▶ Stated goal
Return a copy of each line that holds the string "Basic".

Records excerpted from a collection
-.-.-

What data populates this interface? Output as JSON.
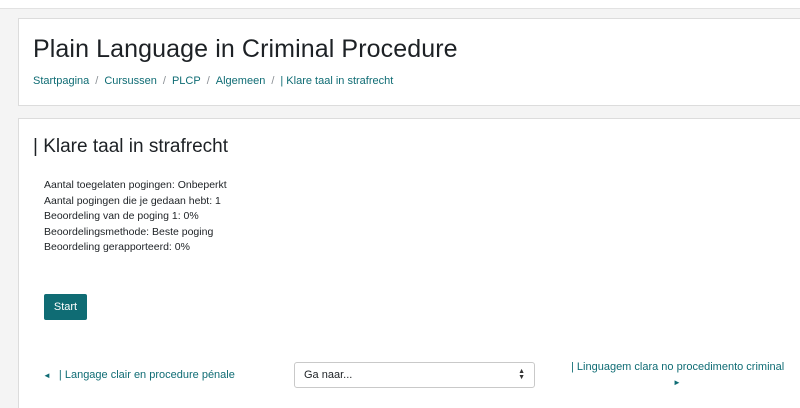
{
  "header": {
    "course_title": "Plain Language in Criminal Procedure",
    "breadcrumb": [
      {
        "label": "Startpagina"
      },
      {
        "label": "Cursussen"
      },
      {
        "label": "PLCP"
      },
      {
        "label": "Algemeen"
      },
      {
        "label": "| Klare taal in strafrecht"
      }
    ],
    "separator": "/"
  },
  "quiz": {
    "title": "| Klare taal in strafrecht",
    "info_lines": [
      "Aantal toegelaten pogingen: Onbeperkt",
      "Aantal pogingen die je gedaan hebt: 1",
      "Beoordeling van de poging 1: 0%",
      "Beoordelingsmethode: Beste poging",
      "Beoordeling gerapporteerd: 0%"
    ],
    "start_label": "Start"
  },
  "navigation": {
    "prev_label": "| Langage clair en procedure pénale",
    "prev_arrow": "◄",
    "goto_value": "Ga naar...",
    "next_label": "| Linguagem clara no procedimento criminal",
    "next_arrow": "►"
  },
  "colors": {
    "accent": "#0f6c74",
    "page_background": "#f4f4f4",
    "card_background": "#ffffff"
  },
  "icons": {
    "prev": "triangle-left-icon",
    "next": "triangle-right-icon",
    "select": "updown-chevron-icon"
  }
}
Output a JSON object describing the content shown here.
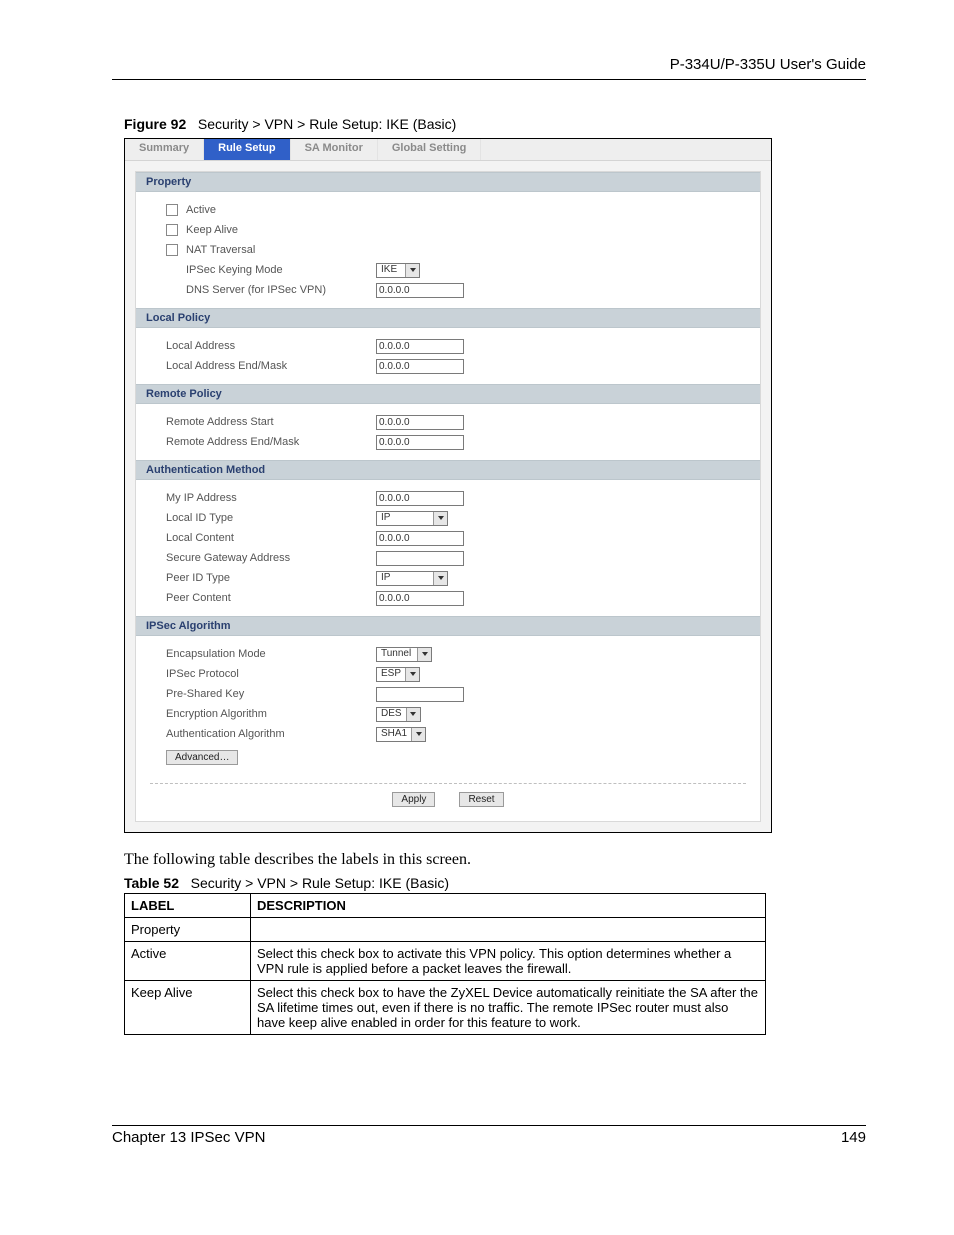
{
  "header": {
    "guide": "P-334U/P-335U User's Guide"
  },
  "figure": {
    "label": "Figure 92",
    "title": "Security > VPN > Rule Setup: IKE (Basic)"
  },
  "tabs": [
    "Summary",
    "Rule Setup",
    "SA Monitor",
    "Global Setting"
  ],
  "sections": {
    "property": {
      "title": "Property",
      "active": "Active",
      "keep_alive": "Keep Alive",
      "nat_traversal": "NAT Traversal",
      "ipsec_keying_mode": "IPSec Keying Mode",
      "ipsec_keying_mode_val": "IKE",
      "dns_server": "DNS Server (for IPSec VPN)",
      "dns_server_val": "0.0.0.0"
    },
    "local_policy": {
      "title": "Local Policy",
      "local_address": "Local Address",
      "local_address_val": "0.0.0.0",
      "local_end": "Local Address End/Mask",
      "local_end_val": "0.0.0.0"
    },
    "remote_policy": {
      "title": "Remote Policy",
      "remote_start": "Remote Address Start",
      "remote_start_val": "0.0.0.0",
      "remote_end": "Remote Address End/Mask",
      "remote_end_val": "0.0.0.0"
    },
    "auth_method": {
      "title": "Authentication Method",
      "my_ip": "My IP Address",
      "my_ip_val": "0.0.0.0",
      "local_id_type": "Local ID Type",
      "local_id_type_val": "IP",
      "local_content": "Local Content",
      "local_content_val": "0.0.0.0",
      "secure_gw": "Secure Gateway Address",
      "secure_gw_val": "",
      "peer_id_type": "Peer ID Type",
      "peer_id_type_val": "IP",
      "peer_content": "Peer Content",
      "peer_content_val": "0.0.0.0"
    },
    "ipsec_algo": {
      "title": "IPSec Algorithm",
      "encap_mode": "Encapsulation Mode",
      "encap_mode_val": "Tunnel",
      "ipsec_proto": "IPSec Protocol",
      "ipsec_proto_val": "ESP",
      "psk": "Pre-Shared Key",
      "psk_val": "",
      "enc_algo": "Encryption Algorithm",
      "enc_algo_val": "DES",
      "auth_algo": "Authentication Algorithm",
      "auth_algo_val": "SHA1",
      "advanced": "Advanced…"
    }
  },
  "actions": {
    "apply": "Apply",
    "reset": "Reset"
  },
  "body_text": "The following table describes the labels in this screen.",
  "table": {
    "caption_label": "Table 52",
    "caption_title": "Security > VPN > Rule Setup: IKE (Basic)",
    "head_label": "LABEL",
    "head_desc": "DESCRIPTION",
    "rows": [
      {
        "label": "Property",
        "desc": ""
      },
      {
        "label": "Active",
        "desc": "Select this check box to activate this VPN policy. This option determines whether a VPN rule is applied before a packet leaves the firewall."
      },
      {
        "label": "Keep Alive",
        "desc": "Select this check box to have the ZyXEL Device automatically reinitiate the SA after the SA lifetime times out, even if there is no traffic. The remote IPSec router must also have keep alive enabled in order for this feature to work."
      }
    ]
  },
  "footer": {
    "chapter": "Chapter 13 IPSec VPN",
    "page": "149"
  }
}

-.-.-

▶ Expected answer
    "title": "Security > VPN > Rule Setup: IKE (Basic)"
    "caption_title": "Security > VPN > Rule Setup: IKE (Basic)",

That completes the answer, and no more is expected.